[Stored items]
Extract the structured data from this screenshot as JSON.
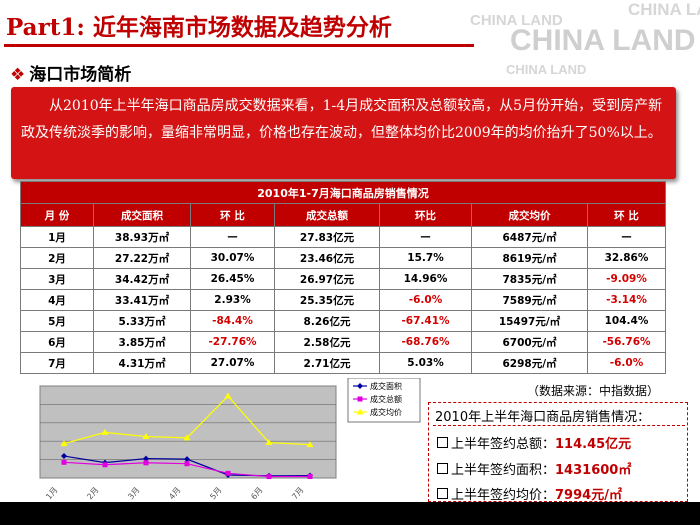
{
  "watermark": {
    "text": "CHINA LAND"
  },
  "slide": {
    "title": "Part1: 近年海南市场数据及趋势分析",
    "subtitle_bullet": "❖",
    "subtitle": "海口市场简析",
    "intro_text": "从2010年上半年海口商品房成交数据来看，1-4月成交面积及总额较高，从5月份开始，受到房产新政及传统淡季的影响，量缩非常明显，价格也存在波动，但整体均价比2009年的均价抬升了50%以上。"
  },
  "table": {
    "caption": "2010年1-7月海口商品房销售情况",
    "headers": [
      "月  份",
      "成交面积",
      "环  比",
      "成交总额",
      "环比",
      "成交均价",
      "环  比"
    ],
    "rows": [
      [
        "1月",
        "38.93万㎡",
        "—",
        "27.83亿元",
        "—",
        "6487元/㎡",
        "—"
      ],
      [
        "2月",
        "27.22万㎡",
        "30.07%",
        "23.46亿元",
        "15.7%",
        "8619元/㎡",
        "32.86%"
      ],
      [
        "3月",
        "34.42万㎡",
        "26.45%",
        "26.97亿元",
        "14.96%",
        "7835元/㎡",
        "-9.09%"
      ],
      [
        "4月",
        "33.41万㎡",
        "2.93%",
        "25.35亿元",
        "-6.0%",
        "7589元/㎡",
        "-3.14%"
      ],
      [
        "5月",
        "5.33万㎡",
        "-84.4%",
        "8.26亿元",
        "-67.41%",
        "15497元/㎡",
        "104.4%"
      ],
      [
        "6月",
        "3.85万㎡",
        "-27.76%",
        "2.58亿元",
        "-68.76%",
        "6700元/㎡",
        "-56.76%"
      ],
      [
        "7月",
        "4.31万㎡",
        "27.07%",
        "2.71亿元",
        "5.03%",
        "6298元/㎡",
        "-6.0%"
      ]
    ]
  },
  "colors": {
    "accent": "#c00000",
    "negative": "#d40000"
  },
  "chart_data": {
    "type": "line",
    "categories": [
      "1月",
      "2月",
      "3月",
      "4月",
      "5月",
      "6月",
      "7月"
    ],
    "series": [
      {
        "name": "成交面积",
        "color": "#0000a0",
        "marker": "diamond",
        "values": [
          38.93,
          27.22,
          34.42,
          33.41,
          5.33,
          3.85,
          4.31
        ]
      },
      {
        "name": "成交总额",
        "color": "#e000e0",
        "marker": "square",
        "values": [
          27.83,
          23.46,
          26.97,
          25.35,
          8.26,
          2.58,
          2.71
        ]
      },
      {
        "name": "成交均价",
        "color": "#ffff00",
        "marker": "triangle",
        "values": [
          6487,
          8619,
          7835,
          7589,
          15497,
          6700,
          6298
        ]
      }
    ],
    "legend_position": "right",
    "plot_background": "#c0c0c0",
    "grid": true
  },
  "source_note": "（数据来源：中指数据）",
  "summary": {
    "title": "2010年上半年海口商品房销售情况：",
    "items": [
      {
        "label": "上半年签约总额：",
        "value": "114.45亿元"
      },
      {
        "label": "上半年签约面积：",
        "value": "1431600㎡"
      },
      {
        "label": "上半年签约均价：",
        "value": "7994元/㎡"
      }
    ]
  }
}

SET PROBLEM:
Repeat each entry precisely as it appears. Leave the pictures out.

TASK ANSWER:
Extract the structured data from this screenshot as JSON.
{
  "watermark": {
    "text": "CHINA LAND"
  },
  "slide": {
    "title": "Part1: 近年海南市场数据及趋势分析",
    "subtitle_bullet": "❖",
    "subtitle": "海口市场简析",
    "intro_text": "从2010年上半年海口商品房成交数据来看，1-4月成交面积及总额较高，从5月份开始，受到房产新政及传统淡季的影响，量缩非常明显，价格也存在波动，但整体均价比2009年的均价抬升了50%以上。"
  },
  "table": {
    "caption": "2010年1-7月海口商品房销售情况",
    "headers": [
      "月  份",
      "成交面积",
      "环  比",
      "成交总额",
      "环比",
      "成交均价",
      "环  比"
    ],
    "rows": [
      [
        "1月",
        "38.93万㎡",
        "—",
        "27.83亿元",
        "—",
        "6487元/㎡",
        "—"
      ],
      [
        "2月",
        "27.22万㎡",
        "30.07%",
        "23.46亿元",
        "15.7%",
        "8619元/㎡",
        "32.86%"
      ],
      [
        "3月",
        "34.42万㎡",
        "26.45%",
        "26.97亿元",
        "14.96%",
        "7835元/㎡",
        "-9.09%"
      ],
      [
        "4月",
        "33.41万㎡",
        "2.93%",
        "25.35亿元",
        "-6.0%",
        "7589元/㎡",
        "-3.14%"
      ],
      [
        "5月",
        "5.33万㎡",
        "-84.4%",
        "8.26亿元",
        "-67.41%",
        "15497元/㎡",
        "104.4%"
      ],
      [
        "6月",
        "3.85万㎡",
        "-27.76%",
        "2.58亿元",
        "-68.76%",
        "6700元/㎡",
        "-56.76%"
      ],
      [
        "7月",
        "4.31万㎡",
        "27.07%",
        "2.71亿元",
        "5.03%",
        "6298元/㎡",
        "-6.0%"
      ]
    ]
  },
  "colors": {
    "accent": "#c00000",
    "negative": "#d40000"
  },
  "chart_data": {
    "type": "line",
    "categories": [
      "1月",
      "2月",
      "3月",
      "4月",
      "5月",
      "6月",
      "7月"
    ],
    "series": [
      {
        "name": "成交面积",
        "color": "#0000a0",
        "marker": "diamond",
        "values": [
          38.93,
          27.22,
          34.42,
          33.41,
          5.33,
          3.85,
          4.31
        ]
      },
      {
        "name": "成交总额",
        "color": "#e000e0",
        "marker": "square",
        "values": [
          27.83,
          23.46,
          26.97,
          25.35,
          8.26,
          2.58,
          2.71
        ]
      },
      {
        "name": "成交均价",
        "color": "#ffff00",
        "marker": "triangle",
        "values": [
          6487,
          8619,
          7835,
          7589,
          15497,
          6700,
          6298
        ]
      }
    ],
    "legend_position": "right",
    "plot_background": "#c0c0c0",
    "grid": true
  },
  "source_note": "（数据来源：中指数据）",
  "summary": {
    "title": "2010年上半年海口商品房销售情况：",
    "items": [
      {
        "label": "上半年签约总额：",
        "value": "114.45亿元"
      },
      {
        "label": "上半年签约面积：",
        "value": "1431600㎡"
      },
      {
        "label": "上半年签约均价：",
        "value": "7994元/㎡"
      }
    ]
  }
}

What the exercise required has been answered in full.